[Given entries]:
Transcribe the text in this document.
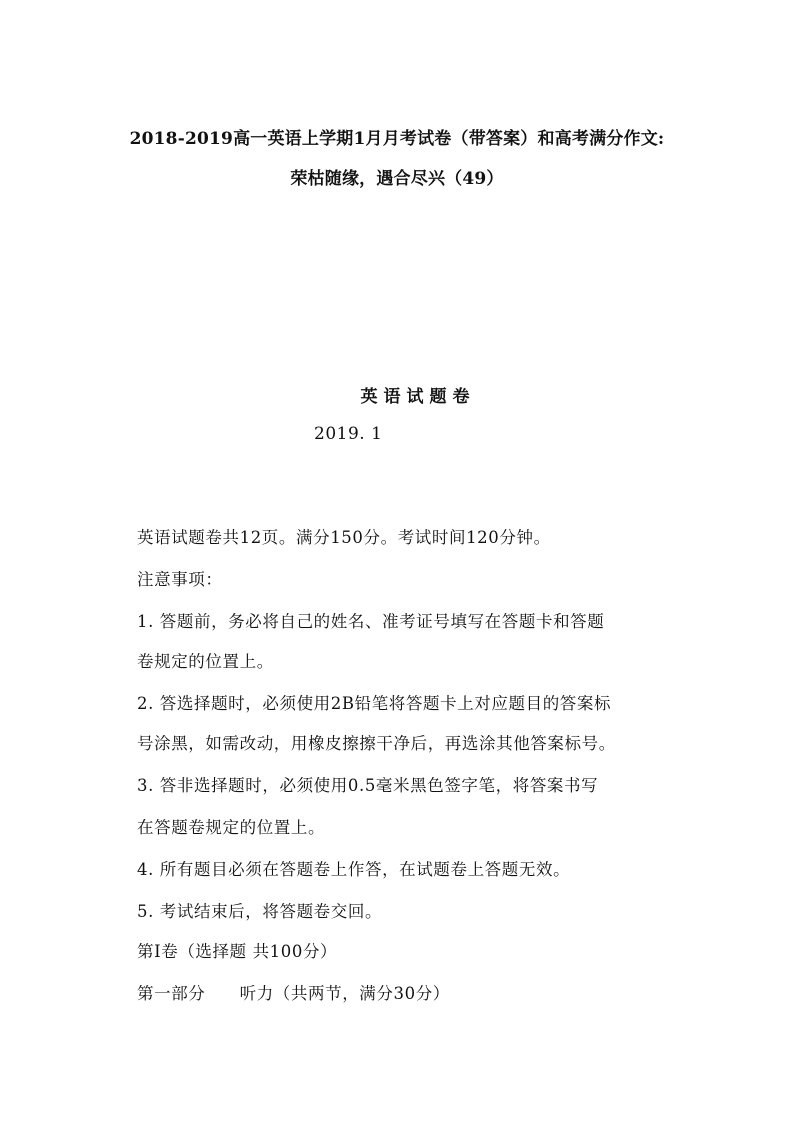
2018-2019高一英语上学期1月月考试卷（带答案）和高考满分作文:
荣枯随缘，遇合尽兴（49）
英语试题卷
2019. 1
英语试题卷共12页。满分150分。考试时间120分钟。
注意事项：
1. 答题前，务必将自己的姓名、准考证号填写在答题卡和答题
卷规定的位置上。
2. 答选择题时，必须使用2B铅笔将答题卡上对应题目的答案标
号涂黑，如需改动，用橡皮擦擦干净后，再选涂其他答案标号。
3. 答非选择题时，必须使用0.5毫米黑色签字笔，将答案书写
在答题卷规定的位置上。
4. 所有题目必须在答题卷上作答，在试题卷上答题无效。
5. 考试结束后，将答题卷交回。
第Ⅰ卷（选择题 共100分）
第一部分　　听力（共两节，满分30分）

[What you will do]:
Generate a word-for-word copy of the preceding records, excluding all pictures.

[Exercise response]:
Transcribe the text in this document.
2018-2019高一英语上学期1月月考试卷（带答案）和高考满分作文:
荣枯随缘，遇合尽兴（49）
英语试题卷
2019. 1
英语试题卷共12页。满分150分。考试时间120分钟。
注意事项：
1. 答题前，务必将自己的姓名、准考证号填写在答题卡和答题
卷规定的位置上。
2. 答选择题时，必须使用2B铅笔将答题卡上对应题目的答案标
号涂黑，如需改动，用橡皮擦擦干净后，再选涂其他答案标号。
3. 答非选择题时，必须使用0.5毫米黑色签字笔，将答案书写
在答题卷规定的位置上。
4. 所有题目必须在答题卷上作答，在试题卷上答题无效。
5. 考试结束后，将答题卷交回。
第Ⅰ卷（选择题 共100分）
第一部分　　听力（共两节，满分30分）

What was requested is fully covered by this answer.